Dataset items
□ □ □ □ □

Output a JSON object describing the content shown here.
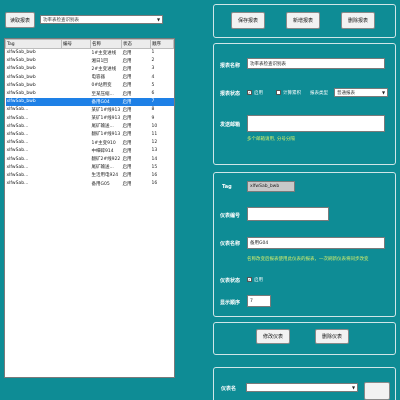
{
  "top": {
    "read_button": "读取报表",
    "report_select": "功率表检查识别表",
    "save_button": "保存报表",
    "new_button": "新增报表",
    "delete_button": "删除报表"
  },
  "table": {
    "headers": [
      "Tag",
      "编号",
      "名称",
      "状态",
      "顺序"
    ],
    "rows": [
      [
        "xlfwSab_bwb",
        "",
        "1#主变进线",
        "启用",
        "1"
      ],
      [
        "xlfwSab_bwb",
        "",
        "湘日1回",
        "启用",
        "2"
      ],
      [
        "xlfwSab_bwb",
        "",
        "2#主变进线",
        "启用",
        "3"
      ],
      [
        "xlfwSab_bwb",
        "",
        "电容器",
        "启用",
        "4"
      ],
      [
        "xlfwSab_bwb",
        "",
        "0#站用变",
        "启用",
        "5"
      ],
      [
        "xlfwSab_bwb",
        "",
        "至某压缩...",
        "启用",
        "6"
      ],
      [
        "xlfwSab_bwb",
        "",
        "备用G04",
        "启用",
        "7"
      ],
      [
        "xlfwSab...",
        "",
        "某矿1#线913",
        "启用",
        "8"
      ],
      [
        "xlfwSab...",
        "",
        "某矿1#线913",
        "启用",
        "9"
      ],
      [
        "xlfwSab...",
        "",
        "尾矿输送...",
        "启用",
        "10"
      ],
      [
        "xlfwSab...",
        "",
        "翻矿1#线913",
        "启用",
        "11"
      ],
      [
        "xlfwSab...",
        "",
        "1#主变910",
        "启用",
        "12"
      ],
      [
        "xlfwSab...",
        "",
        "中细碎914",
        "启用",
        "13"
      ],
      [
        "xlfwSab...",
        "",
        "翻矿2#线922",
        "启用",
        "14"
      ],
      [
        "xlfwSab...",
        "",
        "尾矿输送...",
        "启用",
        "15"
      ],
      [
        "xlfwSab...",
        "",
        "生活用电924",
        "启用",
        "16"
      ],
      [
        "xlfwSab...",
        "",
        "备用G05",
        "启用",
        "16"
      ]
    ],
    "selected_index": 6
  },
  "report_form": {
    "name_label": "报表名称",
    "name_value": "功率表检查识别表",
    "status_label": "报表状态",
    "enabled_label": "启用",
    "enabled_checked": true,
    "calc_label": "计算累积",
    "calc_checked": false,
    "type_label": "报表类型",
    "type_value": "普通报表",
    "email_label": "发送邮箱",
    "email_value": "",
    "email_note": "多个邮箱请用, 分号分隔"
  },
  "meter_form": {
    "tag_label": "Tag",
    "tag_value": "xlfwSab_bwb",
    "code_label": "仪表编号",
    "code_value": "",
    "name_label": "仪表名称",
    "name_value": "备用G04",
    "warning": "名称改变后报表使用此仪表的报表，一次刷新仪表将同步改变",
    "status_label": "仪表状态",
    "enabled_label": "启用",
    "enabled_checked": true,
    "order_label": "显示顺序",
    "order_value": "7",
    "modify_button": "修改仪表",
    "delete_button": "删除仪表"
  },
  "bottom": {
    "meter_label": "仪表名",
    "meter_select": ""
  }
}
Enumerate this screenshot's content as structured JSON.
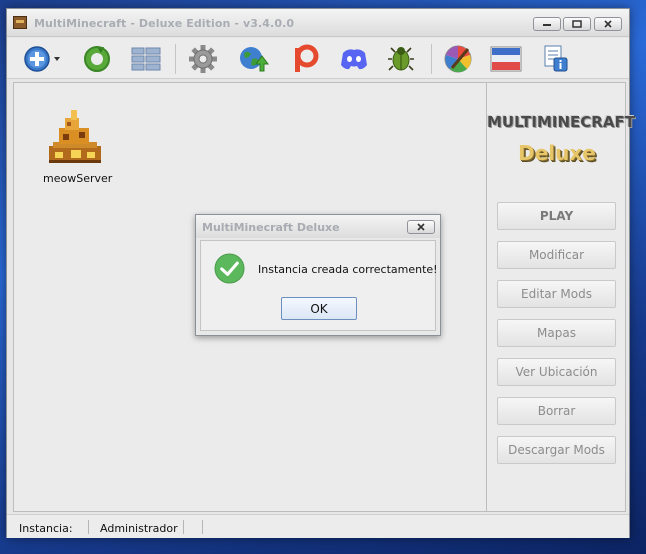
{
  "window": {
    "title": "MultiMinecraft - Deluxe Edition - v3.4.0.0"
  },
  "toolbar": {
    "buttons": [
      {
        "icon": "add-icon"
      },
      {
        "icon": "refresh-icon"
      },
      {
        "icon": "list-view-icon"
      },
      {
        "icon": "gear-icon"
      },
      {
        "icon": "globe-upload-icon"
      },
      {
        "icon": "patreon-icon"
      },
      {
        "icon": "discord-icon"
      },
      {
        "icon": "bug-icon"
      },
      {
        "icon": "palette-icon"
      },
      {
        "icon": "theme-icon"
      },
      {
        "icon": "info-document-icon"
      }
    ]
  },
  "instances": [
    {
      "name": "meowServer",
      "icon": "chest-fire-icon"
    }
  ],
  "side": {
    "logo_line1": "MULTIMINECRAFT",
    "logo_line2": "Deluxe",
    "buttons": [
      "PLAY",
      "Modificar",
      "Editar Mods",
      "Mapas",
      "Ver Ubicación",
      "Borrar",
      "Descargar Mods"
    ]
  },
  "status": {
    "instance_label": "Instancia:",
    "user": "Administrador"
  },
  "dialog": {
    "title": "MultiMinecraft Deluxe",
    "message": "Instancia creada correctamente!",
    "ok_label": "OK"
  },
  "colors": {
    "accent_blue": "#3a78c9",
    "success_green": "#5cb85c",
    "patreon_red": "#e64a2e",
    "discord_blurple": "#5865f2",
    "logo_gold": "#e7c66a"
  }
}
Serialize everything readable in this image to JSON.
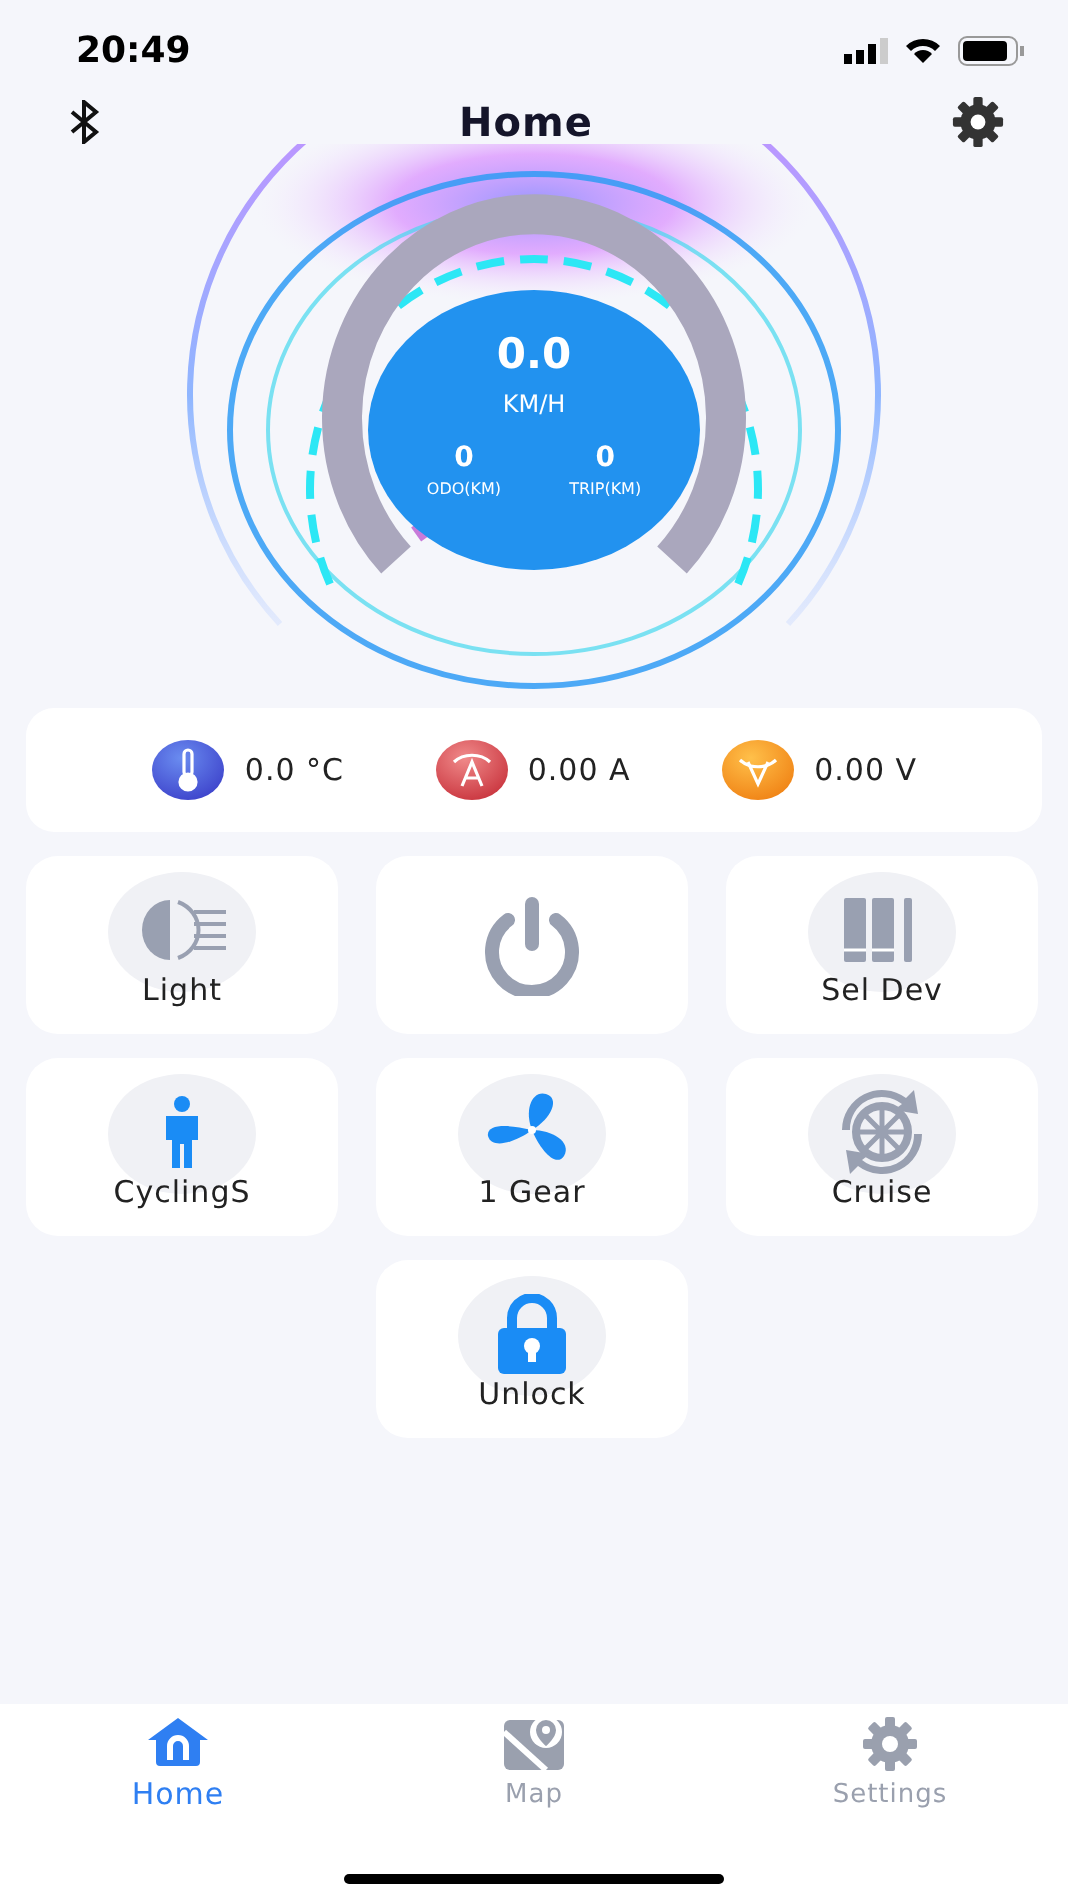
{
  "status_bar": {
    "time": "20:49"
  },
  "header": {
    "title": "Home"
  },
  "gauge": {
    "speed": "0.0",
    "unit": "KM/H",
    "odo": {
      "value": "0",
      "label": "ODO(KM)"
    },
    "trip": {
      "value": "0",
      "label": "TRIP(KM)"
    }
  },
  "sensors": [
    {
      "kind": "temperature",
      "reading": "0.0 °C"
    },
    {
      "kind": "current",
      "reading": "0.00 A"
    },
    {
      "kind": "voltage",
      "reading": "0.00 V"
    }
  ],
  "tiles": [
    {
      "kind": "light",
      "label": "Light",
      "on": false
    },
    {
      "kind": "power",
      "on": false
    },
    {
      "kind": "device",
      "label": "Sel Dev",
      "on": false
    },
    {
      "kind": "person",
      "label": "CyclingS",
      "on": true
    },
    {
      "kind": "fan",
      "label": "1 Gear",
      "on": true
    },
    {
      "kind": "cruise",
      "label": "Cruise",
      "on": false
    },
    {
      "kind": "lock",
      "label": "Unlock",
      "on": true
    }
  ],
  "tab_bar": [
    {
      "kind": "home",
      "label": "Home",
      "selected": true
    },
    {
      "kind": "map",
      "label": "Map",
      "selected": false
    },
    {
      "kind": "settings",
      "label": "Settings",
      "selected": false
    }
  ]
}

□ □ □ □ □

STATED PROBLEM
From the data above, copy each line that holds "icon".

COMPLETED EXERCISE
        "icon": "add-icon"
        "icon": "refresh-icon"
        "icon": "list-view-icon"
        "icon": "gear-icon"
        "icon": "globe-upload-icon"
        "icon": "patreon-icon"
        "icon": "discord-icon"
        "icon": "bug-icon"
        "icon": "palette-icon"
        "icon": "theme-icon"
        "icon": "info-document-icon"
      "icon": "chest-fire-icon"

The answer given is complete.